** Records that describe figures **
┏━━
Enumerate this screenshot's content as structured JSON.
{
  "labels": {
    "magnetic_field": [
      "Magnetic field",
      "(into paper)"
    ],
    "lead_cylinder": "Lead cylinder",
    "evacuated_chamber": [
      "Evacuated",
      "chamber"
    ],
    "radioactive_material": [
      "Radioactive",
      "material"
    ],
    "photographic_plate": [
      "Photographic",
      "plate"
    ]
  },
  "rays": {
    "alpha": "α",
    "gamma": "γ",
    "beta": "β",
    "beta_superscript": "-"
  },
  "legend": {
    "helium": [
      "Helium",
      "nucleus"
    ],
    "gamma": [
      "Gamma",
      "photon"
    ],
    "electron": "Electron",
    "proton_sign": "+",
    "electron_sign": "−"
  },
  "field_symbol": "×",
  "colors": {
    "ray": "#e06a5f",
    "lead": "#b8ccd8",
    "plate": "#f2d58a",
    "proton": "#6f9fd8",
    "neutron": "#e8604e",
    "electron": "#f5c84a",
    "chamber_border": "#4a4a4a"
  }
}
┗━━
┏━━
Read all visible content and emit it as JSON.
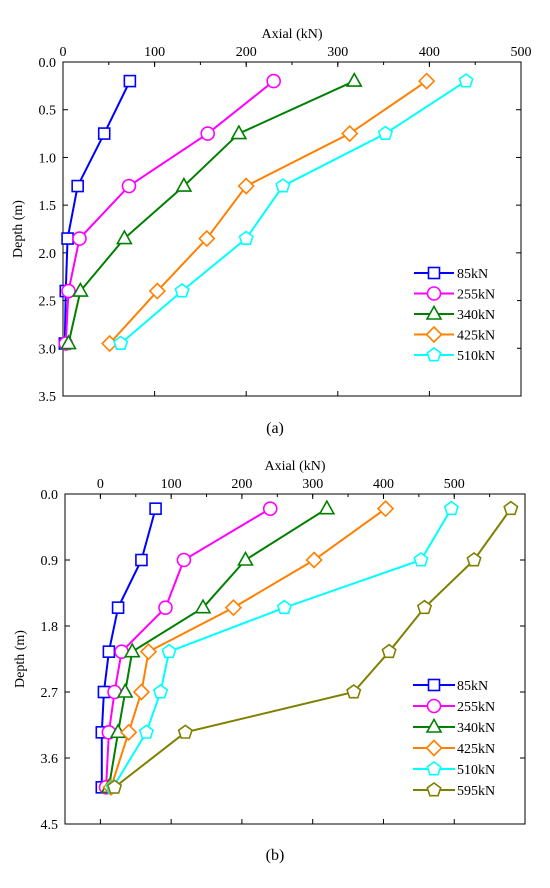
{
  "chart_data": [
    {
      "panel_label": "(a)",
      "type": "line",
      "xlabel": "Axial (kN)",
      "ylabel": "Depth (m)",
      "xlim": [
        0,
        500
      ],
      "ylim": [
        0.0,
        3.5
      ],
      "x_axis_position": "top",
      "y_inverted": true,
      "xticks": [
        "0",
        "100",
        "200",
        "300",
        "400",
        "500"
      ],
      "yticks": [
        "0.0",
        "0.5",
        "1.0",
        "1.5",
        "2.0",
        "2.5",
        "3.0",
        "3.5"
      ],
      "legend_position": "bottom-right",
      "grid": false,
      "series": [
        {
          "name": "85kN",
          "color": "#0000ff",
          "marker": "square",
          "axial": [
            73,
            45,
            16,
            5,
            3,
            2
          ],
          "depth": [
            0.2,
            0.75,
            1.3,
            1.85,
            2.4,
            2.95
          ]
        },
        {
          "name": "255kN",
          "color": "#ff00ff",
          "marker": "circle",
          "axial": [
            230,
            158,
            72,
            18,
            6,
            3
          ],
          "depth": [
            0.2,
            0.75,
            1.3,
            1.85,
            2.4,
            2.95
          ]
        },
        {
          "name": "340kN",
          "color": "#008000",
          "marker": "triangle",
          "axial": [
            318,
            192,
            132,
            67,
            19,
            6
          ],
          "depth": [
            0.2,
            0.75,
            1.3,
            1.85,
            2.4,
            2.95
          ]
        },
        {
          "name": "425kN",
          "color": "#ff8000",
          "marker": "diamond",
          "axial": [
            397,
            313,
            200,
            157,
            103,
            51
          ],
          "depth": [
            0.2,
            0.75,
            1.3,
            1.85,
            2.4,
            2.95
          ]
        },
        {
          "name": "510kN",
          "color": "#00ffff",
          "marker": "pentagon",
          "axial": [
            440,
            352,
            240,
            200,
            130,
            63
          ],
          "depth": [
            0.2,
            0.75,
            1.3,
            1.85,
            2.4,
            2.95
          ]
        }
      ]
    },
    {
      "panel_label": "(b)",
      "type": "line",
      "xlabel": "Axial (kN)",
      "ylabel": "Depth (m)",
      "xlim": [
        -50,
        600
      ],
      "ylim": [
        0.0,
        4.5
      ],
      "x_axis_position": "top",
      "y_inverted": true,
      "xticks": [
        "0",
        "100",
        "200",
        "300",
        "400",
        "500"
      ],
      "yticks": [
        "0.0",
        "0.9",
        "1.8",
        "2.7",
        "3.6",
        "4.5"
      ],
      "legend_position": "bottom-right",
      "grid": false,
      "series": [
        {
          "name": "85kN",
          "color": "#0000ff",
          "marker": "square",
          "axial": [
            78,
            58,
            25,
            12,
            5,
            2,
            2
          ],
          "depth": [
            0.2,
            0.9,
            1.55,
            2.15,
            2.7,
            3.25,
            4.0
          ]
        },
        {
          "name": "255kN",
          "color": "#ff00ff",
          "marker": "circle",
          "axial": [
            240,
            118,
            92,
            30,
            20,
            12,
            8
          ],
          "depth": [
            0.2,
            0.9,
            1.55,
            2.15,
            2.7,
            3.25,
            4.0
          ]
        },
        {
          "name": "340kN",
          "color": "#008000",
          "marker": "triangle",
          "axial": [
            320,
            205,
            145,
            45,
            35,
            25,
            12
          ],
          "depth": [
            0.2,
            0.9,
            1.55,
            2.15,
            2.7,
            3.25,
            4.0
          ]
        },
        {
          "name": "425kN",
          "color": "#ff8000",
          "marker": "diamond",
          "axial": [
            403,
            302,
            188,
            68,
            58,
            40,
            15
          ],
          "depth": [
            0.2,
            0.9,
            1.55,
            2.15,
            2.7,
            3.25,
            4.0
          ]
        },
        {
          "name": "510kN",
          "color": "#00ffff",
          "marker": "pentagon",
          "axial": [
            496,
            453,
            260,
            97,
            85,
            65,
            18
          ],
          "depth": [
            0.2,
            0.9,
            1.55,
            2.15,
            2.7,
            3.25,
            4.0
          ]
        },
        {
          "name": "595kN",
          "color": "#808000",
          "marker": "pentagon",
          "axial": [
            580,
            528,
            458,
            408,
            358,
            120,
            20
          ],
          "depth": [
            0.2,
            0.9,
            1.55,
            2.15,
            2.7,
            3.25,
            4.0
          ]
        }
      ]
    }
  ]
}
┗━━
** Given request **
In the entries above, identify every line with the string "content".

** Written response **
Enumerate this screenshot's content as structured JSON.
Read all visible content and emit it as JSON.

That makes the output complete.